Records from a dataset:
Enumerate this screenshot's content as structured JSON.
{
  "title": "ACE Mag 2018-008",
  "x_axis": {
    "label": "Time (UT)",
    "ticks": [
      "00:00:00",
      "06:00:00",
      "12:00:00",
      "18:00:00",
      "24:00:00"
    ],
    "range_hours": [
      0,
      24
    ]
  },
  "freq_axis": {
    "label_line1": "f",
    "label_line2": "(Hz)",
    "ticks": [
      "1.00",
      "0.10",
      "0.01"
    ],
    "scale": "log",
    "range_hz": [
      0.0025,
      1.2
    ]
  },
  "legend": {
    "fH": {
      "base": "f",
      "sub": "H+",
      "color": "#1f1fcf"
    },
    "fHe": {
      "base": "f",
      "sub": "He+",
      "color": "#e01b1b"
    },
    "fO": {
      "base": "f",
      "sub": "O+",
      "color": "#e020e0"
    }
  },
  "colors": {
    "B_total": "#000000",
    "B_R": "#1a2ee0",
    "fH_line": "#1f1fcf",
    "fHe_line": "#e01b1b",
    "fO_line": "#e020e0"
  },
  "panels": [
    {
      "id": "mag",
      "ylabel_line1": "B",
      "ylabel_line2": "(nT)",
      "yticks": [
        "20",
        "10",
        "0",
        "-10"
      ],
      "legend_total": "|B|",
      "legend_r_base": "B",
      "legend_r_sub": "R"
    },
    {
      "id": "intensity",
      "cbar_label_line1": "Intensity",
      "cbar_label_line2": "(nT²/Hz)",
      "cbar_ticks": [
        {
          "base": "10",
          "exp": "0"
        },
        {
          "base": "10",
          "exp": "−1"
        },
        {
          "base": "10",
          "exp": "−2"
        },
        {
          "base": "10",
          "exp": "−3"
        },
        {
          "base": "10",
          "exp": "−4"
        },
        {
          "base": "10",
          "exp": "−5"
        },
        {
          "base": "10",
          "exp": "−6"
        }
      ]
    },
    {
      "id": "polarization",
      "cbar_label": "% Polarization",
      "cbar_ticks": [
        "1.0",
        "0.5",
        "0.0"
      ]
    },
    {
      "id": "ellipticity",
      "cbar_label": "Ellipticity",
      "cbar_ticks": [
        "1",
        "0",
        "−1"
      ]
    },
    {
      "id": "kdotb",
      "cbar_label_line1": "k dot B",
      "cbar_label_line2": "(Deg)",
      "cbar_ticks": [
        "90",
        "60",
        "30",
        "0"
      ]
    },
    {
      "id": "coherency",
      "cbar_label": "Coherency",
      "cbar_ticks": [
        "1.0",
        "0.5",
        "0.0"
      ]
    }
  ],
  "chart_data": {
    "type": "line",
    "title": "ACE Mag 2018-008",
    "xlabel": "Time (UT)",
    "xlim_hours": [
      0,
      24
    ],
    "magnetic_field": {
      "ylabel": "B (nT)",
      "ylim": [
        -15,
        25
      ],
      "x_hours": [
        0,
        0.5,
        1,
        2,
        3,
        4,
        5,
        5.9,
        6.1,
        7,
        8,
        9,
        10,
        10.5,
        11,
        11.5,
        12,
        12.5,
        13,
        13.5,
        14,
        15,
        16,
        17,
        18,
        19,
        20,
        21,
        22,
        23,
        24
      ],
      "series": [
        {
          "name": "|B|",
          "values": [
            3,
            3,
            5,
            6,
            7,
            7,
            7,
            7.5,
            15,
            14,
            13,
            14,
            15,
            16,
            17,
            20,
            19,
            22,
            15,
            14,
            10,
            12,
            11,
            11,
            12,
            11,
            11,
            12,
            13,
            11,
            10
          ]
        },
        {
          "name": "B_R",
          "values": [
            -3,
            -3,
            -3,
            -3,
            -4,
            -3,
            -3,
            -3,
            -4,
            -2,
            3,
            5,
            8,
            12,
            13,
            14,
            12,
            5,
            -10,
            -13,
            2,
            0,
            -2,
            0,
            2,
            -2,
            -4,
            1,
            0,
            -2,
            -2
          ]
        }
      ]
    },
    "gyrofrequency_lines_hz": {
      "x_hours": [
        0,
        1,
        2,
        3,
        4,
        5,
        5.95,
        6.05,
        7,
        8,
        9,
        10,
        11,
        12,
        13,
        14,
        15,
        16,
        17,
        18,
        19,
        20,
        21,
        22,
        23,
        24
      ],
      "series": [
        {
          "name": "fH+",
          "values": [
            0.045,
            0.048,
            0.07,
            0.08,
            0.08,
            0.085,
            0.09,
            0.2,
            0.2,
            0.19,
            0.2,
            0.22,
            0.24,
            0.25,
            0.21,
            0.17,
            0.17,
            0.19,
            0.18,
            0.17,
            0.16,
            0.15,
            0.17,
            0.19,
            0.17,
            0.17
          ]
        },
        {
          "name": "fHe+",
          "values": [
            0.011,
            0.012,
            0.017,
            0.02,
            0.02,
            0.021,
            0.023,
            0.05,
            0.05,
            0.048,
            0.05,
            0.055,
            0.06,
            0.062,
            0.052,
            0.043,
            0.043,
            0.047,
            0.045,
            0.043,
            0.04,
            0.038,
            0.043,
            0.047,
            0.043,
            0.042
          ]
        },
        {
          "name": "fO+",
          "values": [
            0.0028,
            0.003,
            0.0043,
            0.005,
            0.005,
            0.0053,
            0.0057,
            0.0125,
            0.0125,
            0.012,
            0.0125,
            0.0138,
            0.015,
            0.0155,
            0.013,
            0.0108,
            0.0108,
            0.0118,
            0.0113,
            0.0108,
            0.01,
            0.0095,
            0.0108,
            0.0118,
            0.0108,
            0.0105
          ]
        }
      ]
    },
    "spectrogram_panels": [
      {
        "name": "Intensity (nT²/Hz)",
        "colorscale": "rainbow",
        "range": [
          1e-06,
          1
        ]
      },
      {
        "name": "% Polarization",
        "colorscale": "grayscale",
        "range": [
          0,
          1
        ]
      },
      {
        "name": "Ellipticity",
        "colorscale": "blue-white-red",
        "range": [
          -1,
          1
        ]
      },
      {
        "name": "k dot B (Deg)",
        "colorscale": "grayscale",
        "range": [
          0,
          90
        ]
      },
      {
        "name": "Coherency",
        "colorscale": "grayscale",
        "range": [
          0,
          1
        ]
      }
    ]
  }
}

**Problem description:** Output the entries exactly.

**Finished exercise:**
Enumerate this screenshot's content as structured JSON.
{
  "title": "ACE Mag 2018-008",
  "x_axis": {
    "label": "Time (UT)",
    "ticks": [
      "00:00:00",
      "06:00:00",
      "12:00:00",
      "18:00:00",
      "24:00:00"
    ],
    "range_hours": [
      0,
      24
    ]
  },
  "freq_axis": {
    "label_line1": "f",
    "label_line2": "(Hz)",
    "ticks": [
      "1.00",
      "0.10",
      "0.01"
    ],
    "scale": "log",
    "range_hz": [
      0.0025,
      1.2
    ]
  },
  "legend": {
    "fH": {
      "base": "f",
      "sub": "H+",
      "color": "#1f1fcf"
    },
    "fHe": {
      "base": "f",
      "sub": "He+",
      "color": "#e01b1b"
    },
    "fO": {
      "base": "f",
      "sub": "O+",
      "color": "#e020e0"
    }
  },
  "colors": {
    "B_total": "#000000",
    "B_R": "#1a2ee0",
    "fH_line": "#1f1fcf",
    "fHe_line": "#e01b1b",
    "fO_line": "#e020e0"
  },
  "panels": [
    {
      "id": "mag",
      "ylabel_line1": "B",
      "ylabel_line2": "(nT)",
      "yticks": [
        "20",
        "10",
        "0",
        "-10"
      ],
      "legend_total": "|B|",
      "legend_r_base": "B",
      "legend_r_sub": "R"
    },
    {
      "id": "intensity",
      "cbar_label_line1": "Intensity",
      "cbar_label_line2": "(nT²/Hz)",
      "cbar_ticks": [
        {
          "base": "10",
          "exp": "0"
        },
        {
          "base": "10",
          "exp": "−1"
        },
        {
          "base": "10",
          "exp": "−2"
        },
        {
          "base": "10",
          "exp": "−3"
        },
        {
          "base": "10",
          "exp": "−4"
        },
        {
          "base": "10",
          "exp": "−5"
        },
        {
          "base": "10",
          "exp": "−6"
        }
      ]
    },
    {
      "id": "polarization",
      "cbar_label": "% Polarization",
      "cbar_ticks": [
        "1.0",
        "0.5",
        "0.0"
      ]
    },
    {
      "id": "ellipticity",
      "cbar_label": "Ellipticity",
      "cbar_ticks": [
        "1",
        "0",
        "−1"
      ]
    },
    {
      "id": "kdotb",
      "cbar_label_line1": "k dot B",
      "cbar_label_line2": "(Deg)",
      "cbar_ticks": [
        "90",
        "60",
        "30",
        "0"
      ]
    },
    {
      "id": "coherency",
      "cbar_label": "Coherency",
      "cbar_ticks": [
        "1.0",
        "0.5",
        "0.0"
      ]
    }
  ],
  "chart_data": {
    "type": "line",
    "title": "ACE Mag 2018-008",
    "xlabel": "Time (UT)",
    "xlim_hours": [
      0,
      24
    ],
    "magnetic_field": {
      "ylabel": "B (nT)",
      "ylim": [
        -15,
        25
      ],
      "x_hours": [
        0,
        0.5,
        1,
        2,
        3,
        4,
        5,
        5.9,
        6.1,
        7,
        8,
        9,
        10,
        10.5,
        11,
        11.5,
        12,
        12.5,
        13,
        13.5,
        14,
        15,
        16,
        17,
        18,
        19,
        20,
        21,
        22,
        23,
        24
      ],
      "series": [
        {
          "name": "|B|",
          "values": [
            3,
            3,
            5,
            6,
            7,
            7,
            7,
            7.5,
            15,
            14,
            13,
            14,
            15,
            16,
            17,
            20,
            19,
            22,
            15,
            14,
            10,
            12,
            11,
            11,
            12,
            11,
            11,
            12,
            13,
            11,
            10
          ]
        },
        {
          "name": "B_R",
          "values": [
            -3,
            -3,
            -3,
            -3,
            -4,
            -3,
            -3,
            -3,
            -4,
            -2,
            3,
            5,
            8,
            12,
            13,
            14,
            12,
            5,
            -10,
            -13,
            2,
            0,
            -2,
            0,
            2,
            -2,
            -4,
            1,
            0,
            -2,
            -2
          ]
        }
      ]
    },
    "gyrofrequency_lines_hz": {
      "x_hours": [
        0,
        1,
        2,
        3,
        4,
        5,
        5.95,
        6.05,
        7,
        8,
        9,
        10,
        11,
        12,
        13,
        14,
        15,
        16,
        17,
        18,
        19,
        20,
        21,
        22,
        23,
        24
      ],
      "series": [
        {
          "name": "fH+",
          "values": [
            0.045,
            0.048,
            0.07,
            0.08,
            0.08,
            0.085,
            0.09,
            0.2,
            0.2,
            0.19,
            0.2,
            0.22,
            0.24,
            0.25,
            0.21,
            0.17,
            0.17,
            0.19,
            0.18,
            0.17,
            0.16,
            0.15,
            0.17,
            0.19,
            0.17,
            0.17
          ]
        },
        {
          "name": "fHe+",
          "values": [
            0.011,
            0.012,
            0.017,
            0.02,
            0.02,
            0.021,
            0.023,
            0.05,
            0.05,
            0.048,
            0.05,
            0.055,
            0.06,
            0.062,
            0.052,
            0.043,
            0.043,
            0.047,
            0.045,
            0.043,
            0.04,
            0.038,
            0.043,
            0.047,
            0.043,
            0.042
          ]
        },
        {
          "name": "fO+",
          "values": [
            0.0028,
            0.003,
            0.0043,
            0.005,
            0.005,
            0.0053,
            0.0057,
            0.0125,
            0.0125,
            0.012,
            0.0125,
            0.0138,
            0.015,
            0.0155,
            0.013,
            0.0108,
            0.0108,
            0.0118,
            0.0113,
            0.0108,
            0.01,
            0.0095,
            0.0108,
            0.0118,
            0.0108,
            0.0105
          ]
        }
      ]
    },
    "spectrogram_panels": [
      {
        "name": "Intensity (nT²/Hz)",
        "colorscale": "rainbow",
        "range": [
          1e-06,
          1
        ]
      },
      {
        "name": "% Polarization",
        "colorscale": "grayscale",
        "range": [
          0,
          1
        ]
      },
      {
        "name": "Ellipticity",
        "colorscale": "blue-white-red",
        "range": [
          -1,
          1
        ]
      },
      {
        "name": "k dot B (Deg)",
        "colorscale": "grayscale",
        "range": [
          0,
          90
        ]
      },
      {
        "name": "Coherency",
        "colorscale": "grayscale",
        "range": [
          0,
          1
        ]
      }
    ]
  }
}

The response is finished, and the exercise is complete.